What to work on:
Check every line of the entries that follow, and copy the ones containing "data".
---------- Source material ----------
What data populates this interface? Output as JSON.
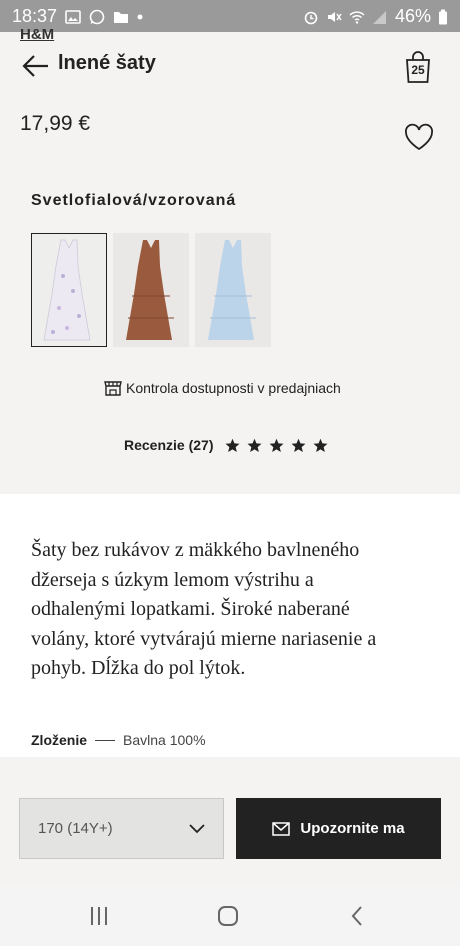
{
  "status_bar": {
    "time": "18:37",
    "battery": "46%",
    "left_icons": [
      "image-icon",
      "whatsapp-icon",
      "folder-icon",
      "dot-icon"
    ],
    "right_icons": [
      "alarm-icon",
      "mute-icon",
      "wifi-icon",
      "signal-icon",
      "battery-icon"
    ]
  },
  "header": {
    "logo": "H&M",
    "title": "lnené šaty",
    "bag_count": "25"
  },
  "product": {
    "price": "17,99 €",
    "color_name": "Svetlofialová/vzorovaná",
    "swatches": [
      {
        "name": "Light lilac patterned",
        "color": "#e8e6ee",
        "selected": true
      },
      {
        "name": "Brown",
        "color": "#9a5a3e",
        "selected": false
      },
      {
        "name": "Light blue",
        "color": "#bcd4ea",
        "selected": false
      }
    ],
    "stock_check_label": "Kontrola dostupnosti v predajniach",
    "reviews_label": "Recenzie (27)",
    "rating": 5,
    "rating_max": 5
  },
  "description": {
    "text": "Šaty bez rukávov z mäkkého bavlneného džerseja s úzkym lemom výstrihu a odhalenými lopatkami. Široké naberané volány, ktoré vytvárajú mierne nariasenie a pohyb. Dĺžka do pol lýtok.",
    "composition_label": "Zloženie",
    "composition_value": "Bavlna 100%"
  },
  "actions": {
    "size_value": "170 (14Y+)",
    "notify_label": "Upozornite ma"
  },
  "nav": {
    "icons": [
      "recent-apps-icon",
      "home-icon",
      "back-icon"
    ]
  },
  "colors": {
    "accent": "#222222",
    "panel_bg": "#f4f3f1",
    "status_bar_bg": "#9a9a9a"
  }
}
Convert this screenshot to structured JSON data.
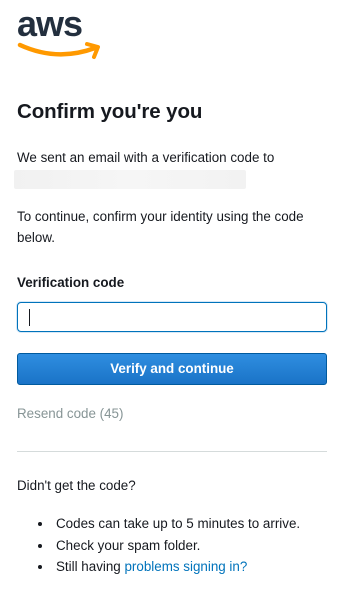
----------
Complete answer:
What data populates this interface? Output as JSON.
Convert this screenshot to structured JSON data.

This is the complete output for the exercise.